TASK GOAL – Can you output the material exactly as written, minus any pictures it holds?

Dataset excerpts
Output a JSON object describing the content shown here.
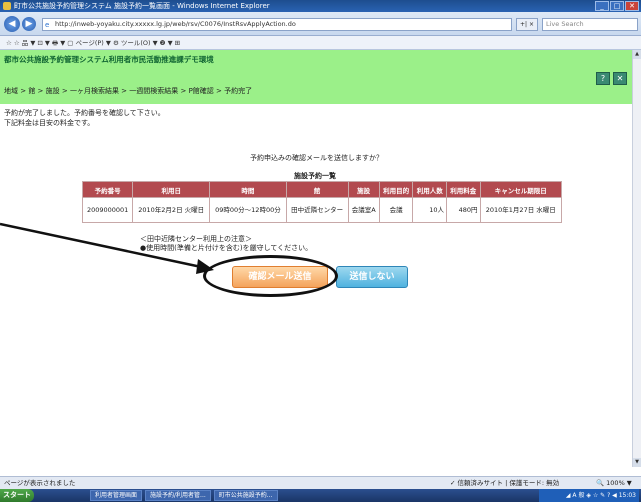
{
  "window": {
    "title": "町市公共施設予約管理システム 施設予約一覧画面 - Windows Internet Explorer"
  },
  "browser": {
    "url": "http://inweb-yoyaku.city.xxxxx.lg.jp/web/rsv/C0076/InstRsvApplyAction.do",
    "search_placeholder": "Live Search",
    "refresh_label": "+| ×",
    "toolbar_text": "☆ ☆  品 ▼ ⊡ ▼ 🖶 ▼ ▢ ページ(P) ▼ ⚙ ツール(O) ▼ ❷ ▼ ⊞"
  },
  "site": {
    "title": "都市公共施設予約管理システム利用者市民活動推進課デモ環境",
    "header_icons": [
      "?",
      "✕"
    ],
    "breadcrumb": "地域 > 館 > 施設 > 一ヶ月検索結果 > 一週間検索結果 > P館確認 > 予約完了"
  },
  "main": {
    "message_line1": "予約が完了しました。予約番号を確認して下さい。",
    "message_line2": "下記料金は目安の料金です。",
    "confirm_question": "予約申込みの確認メールを送信しますか？",
    "table_title": "施設予約一覧",
    "table": {
      "headers": [
        "予約番号",
        "利用日",
        "時間",
        "館",
        "施設",
        "利用目的",
        "利用人数",
        "利用料金",
        "キャンセル期限日"
      ],
      "rows": [
        [
          "2009000001",
          "2010年2月2日 火曜日",
          "09時00分〜12時00分",
          "田中近隣センター",
          "会議室A",
          "会議",
          "10人",
          "480円",
          "2010年1月27日 水曜日"
        ]
      ]
    },
    "note_line1": "＜田中近隣センター利用上の注意＞",
    "note_line2": "●使用時間(準備と片付けを含む)を厳守してください。",
    "send_button": "確認メール送信",
    "no_send_button": "送信しない"
  },
  "statusbar": {
    "left": "ページが表示されました",
    "mid": "✓ 信頼済みサイト | 保護モード: 無効",
    "zoom": "🔍 100% ▼"
  },
  "taskbar": {
    "start": "スタート",
    "tasks": [
      "利用者管理画面",
      "施設予約/利用者管...",
      "町市公共施設予約..."
    ],
    "tray": "◢ A 般 ◈ ☆ ✎ ? ◀ 15:03"
  }
}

EXPECTED ANSWER –
Output a JSON object describing the content shown here.
{
  "window": {
    "title": "町市公共施設予約管理システム 施設予約一覧画面 - Windows Internet Explorer"
  },
  "browser": {
    "url": "http://inweb-yoyaku.city.xxxxx.lg.jp/web/rsv/C0076/InstRsvApplyAction.do",
    "search_placeholder": "Live Search",
    "refresh_label": "+| ×",
    "toolbar_text": "☆ ☆  品 ▼ ⊡ ▼ 🖶 ▼ ▢ ページ(P) ▼ ⚙ ツール(O) ▼ ❷ ▼ ⊞"
  },
  "site": {
    "title": "都市公共施設予約管理システム利用者市民活動推進課デモ環境",
    "header_icons": [
      "?",
      "✕"
    ],
    "breadcrumb": "地域 > 館 > 施設 > 一ヶ月検索結果 > 一週間検索結果 > P館確認 > 予約完了"
  },
  "main": {
    "message_line1": "予約が完了しました。予約番号を確認して下さい。",
    "message_line2": "下記料金は目安の料金です。",
    "confirm_question": "予約申込みの確認メールを送信しますか？",
    "table_title": "施設予約一覧",
    "table": {
      "headers": [
        "予約番号",
        "利用日",
        "時間",
        "館",
        "施設",
        "利用目的",
        "利用人数",
        "利用料金",
        "キャンセル期限日"
      ],
      "rows": [
        [
          "2009000001",
          "2010年2月2日 火曜日",
          "09時00分〜12時00分",
          "田中近隣センター",
          "会議室A",
          "会議",
          "10人",
          "480円",
          "2010年1月27日 水曜日"
        ]
      ]
    },
    "note_line1": "＜田中近隣センター利用上の注意＞",
    "note_line2": "●使用時間(準備と片付けを含む)を厳守してください。",
    "send_button": "確認メール送信",
    "no_send_button": "送信しない"
  },
  "statusbar": {
    "left": "ページが表示されました",
    "mid": "✓ 信頼済みサイト | 保護モード: 無効",
    "zoom": "🔍 100% ▼"
  },
  "taskbar": {
    "start": "スタート",
    "tasks": [
      "利用者管理画面",
      "施設予約/利用者管...",
      "町市公共施設予約..."
    ],
    "tray": "◢ A 般 ◈ ☆ ✎ ? ◀ 15:03"
  }
}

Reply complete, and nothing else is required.